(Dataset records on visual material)
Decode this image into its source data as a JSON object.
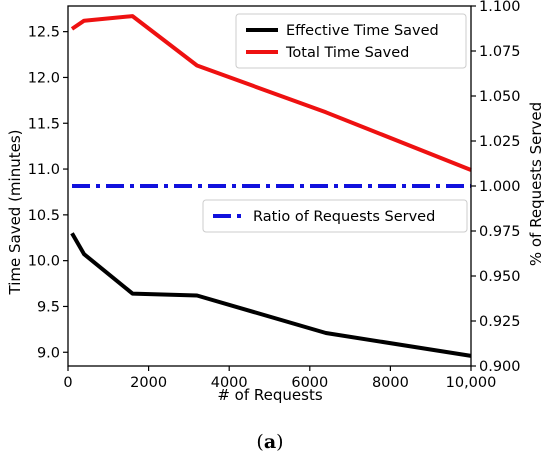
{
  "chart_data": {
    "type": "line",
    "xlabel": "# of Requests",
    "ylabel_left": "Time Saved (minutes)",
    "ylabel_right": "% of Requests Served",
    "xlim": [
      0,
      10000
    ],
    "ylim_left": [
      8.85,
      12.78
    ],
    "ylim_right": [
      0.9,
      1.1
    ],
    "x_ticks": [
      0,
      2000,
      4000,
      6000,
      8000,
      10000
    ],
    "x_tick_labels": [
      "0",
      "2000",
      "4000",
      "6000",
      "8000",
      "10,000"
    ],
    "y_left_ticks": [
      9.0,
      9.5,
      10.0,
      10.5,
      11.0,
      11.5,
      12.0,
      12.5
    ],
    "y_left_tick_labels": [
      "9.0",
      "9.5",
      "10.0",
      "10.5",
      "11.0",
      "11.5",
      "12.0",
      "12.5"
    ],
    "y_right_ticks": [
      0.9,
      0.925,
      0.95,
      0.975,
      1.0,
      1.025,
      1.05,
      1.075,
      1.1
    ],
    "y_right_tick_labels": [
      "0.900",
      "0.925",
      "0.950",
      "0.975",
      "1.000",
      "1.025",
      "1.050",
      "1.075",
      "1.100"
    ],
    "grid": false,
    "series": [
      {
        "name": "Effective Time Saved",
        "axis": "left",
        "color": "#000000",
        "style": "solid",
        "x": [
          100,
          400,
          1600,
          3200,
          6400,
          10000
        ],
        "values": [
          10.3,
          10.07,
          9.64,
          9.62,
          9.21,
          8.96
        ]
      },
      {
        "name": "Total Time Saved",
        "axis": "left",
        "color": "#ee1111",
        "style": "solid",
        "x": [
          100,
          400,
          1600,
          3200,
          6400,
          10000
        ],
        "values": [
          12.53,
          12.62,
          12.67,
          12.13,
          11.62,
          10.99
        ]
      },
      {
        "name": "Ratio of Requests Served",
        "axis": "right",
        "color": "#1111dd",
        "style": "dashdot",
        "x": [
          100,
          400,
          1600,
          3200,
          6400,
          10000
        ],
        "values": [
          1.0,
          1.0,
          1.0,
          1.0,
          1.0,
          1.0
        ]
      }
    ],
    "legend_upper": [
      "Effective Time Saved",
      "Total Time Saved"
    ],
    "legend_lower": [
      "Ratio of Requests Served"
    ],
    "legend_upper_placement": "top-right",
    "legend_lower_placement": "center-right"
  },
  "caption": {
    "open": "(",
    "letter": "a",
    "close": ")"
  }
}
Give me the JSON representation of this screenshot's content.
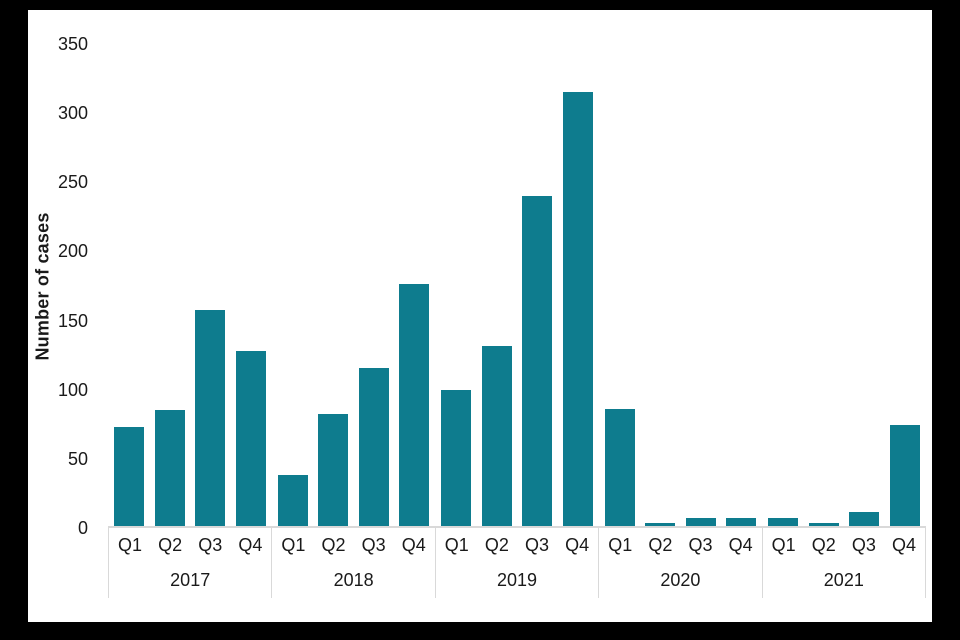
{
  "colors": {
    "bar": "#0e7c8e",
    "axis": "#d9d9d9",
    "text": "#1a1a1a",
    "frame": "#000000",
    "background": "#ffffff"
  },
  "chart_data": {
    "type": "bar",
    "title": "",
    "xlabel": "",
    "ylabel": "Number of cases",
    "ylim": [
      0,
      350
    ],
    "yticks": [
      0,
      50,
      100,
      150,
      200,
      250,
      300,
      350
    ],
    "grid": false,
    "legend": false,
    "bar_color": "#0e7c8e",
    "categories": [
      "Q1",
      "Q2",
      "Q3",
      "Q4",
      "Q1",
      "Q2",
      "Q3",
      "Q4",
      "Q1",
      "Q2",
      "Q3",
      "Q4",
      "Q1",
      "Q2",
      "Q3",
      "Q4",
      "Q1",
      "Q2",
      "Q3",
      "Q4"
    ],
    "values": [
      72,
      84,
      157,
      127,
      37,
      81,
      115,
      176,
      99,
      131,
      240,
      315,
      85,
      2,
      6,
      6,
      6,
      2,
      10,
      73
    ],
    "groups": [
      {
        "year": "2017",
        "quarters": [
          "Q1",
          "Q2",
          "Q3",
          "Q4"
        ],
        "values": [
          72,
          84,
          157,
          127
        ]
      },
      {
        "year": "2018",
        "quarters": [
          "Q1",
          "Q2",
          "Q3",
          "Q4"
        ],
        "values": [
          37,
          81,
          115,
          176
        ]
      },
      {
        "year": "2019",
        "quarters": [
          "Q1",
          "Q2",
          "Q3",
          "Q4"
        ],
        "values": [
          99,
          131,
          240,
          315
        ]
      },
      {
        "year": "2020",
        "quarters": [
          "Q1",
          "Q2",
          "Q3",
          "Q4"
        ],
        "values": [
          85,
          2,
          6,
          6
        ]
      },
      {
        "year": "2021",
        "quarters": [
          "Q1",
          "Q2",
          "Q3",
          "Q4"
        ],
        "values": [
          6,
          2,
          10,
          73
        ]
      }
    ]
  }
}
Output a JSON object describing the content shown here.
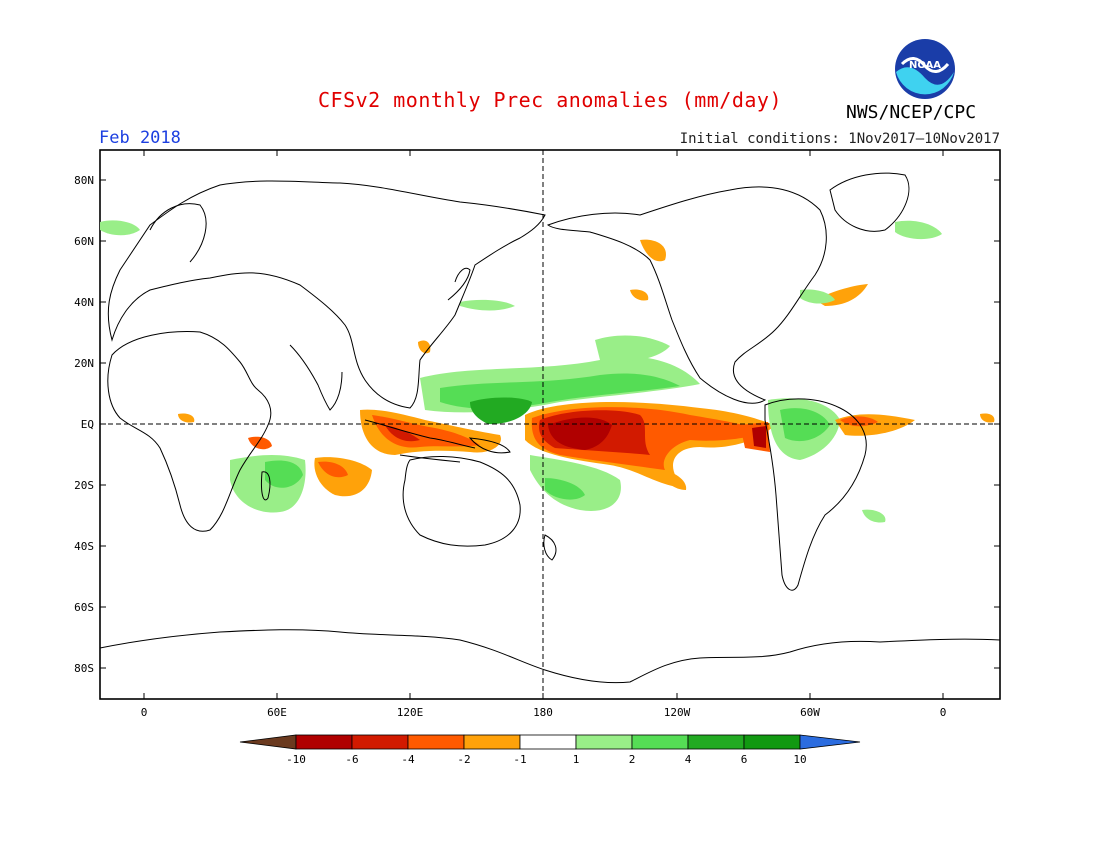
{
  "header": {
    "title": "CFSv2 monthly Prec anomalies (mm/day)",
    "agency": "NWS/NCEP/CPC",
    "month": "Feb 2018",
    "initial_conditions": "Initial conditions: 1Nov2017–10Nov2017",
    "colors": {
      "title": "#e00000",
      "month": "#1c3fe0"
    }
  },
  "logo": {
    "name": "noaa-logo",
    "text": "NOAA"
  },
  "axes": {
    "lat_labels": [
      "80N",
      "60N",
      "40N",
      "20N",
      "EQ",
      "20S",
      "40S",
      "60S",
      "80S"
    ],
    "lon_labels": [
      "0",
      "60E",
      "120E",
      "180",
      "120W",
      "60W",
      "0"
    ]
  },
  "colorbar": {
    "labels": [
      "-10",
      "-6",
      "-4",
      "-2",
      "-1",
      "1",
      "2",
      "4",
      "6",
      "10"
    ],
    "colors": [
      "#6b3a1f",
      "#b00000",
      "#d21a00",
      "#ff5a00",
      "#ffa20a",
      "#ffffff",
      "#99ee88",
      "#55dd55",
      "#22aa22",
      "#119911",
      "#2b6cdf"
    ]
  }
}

*What to produce:* Your task is to output exactly the lines from the line containing "Output a JSON" through the last line, inclusive, leaving every picture out.

*Exercise answer:*
Output a JSON object describing the content shown here.
{
  "header": {
    "title": "CFSv2 monthly Prec anomalies (mm/day)",
    "agency": "NWS/NCEP/CPC",
    "month": "Feb 2018",
    "initial_conditions": "Initial conditions: 1Nov2017–10Nov2017",
    "colors": {
      "title": "#e00000",
      "month": "#1c3fe0"
    }
  },
  "logo": {
    "name": "noaa-logo",
    "text": "NOAA"
  },
  "axes": {
    "lat_labels": [
      "80N",
      "60N",
      "40N",
      "20N",
      "EQ",
      "20S",
      "40S",
      "60S",
      "80S"
    ],
    "lon_labels": [
      "0",
      "60E",
      "120E",
      "180",
      "120W",
      "60W",
      "0"
    ]
  },
  "colorbar": {
    "labels": [
      "-10",
      "-6",
      "-4",
      "-2",
      "-1",
      "1",
      "2",
      "4",
      "6",
      "10"
    ],
    "colors": [
      "#6b3a1f",
      "#b00000",
      "#d21a00",
      "#ff5a00",
      "#ffa20a",
      "#ffffff",
      "#99ee88",
      "#55dd55",
      "#22aa22",
      "#119911",
      "#2b6cdf"
    ]
  }
}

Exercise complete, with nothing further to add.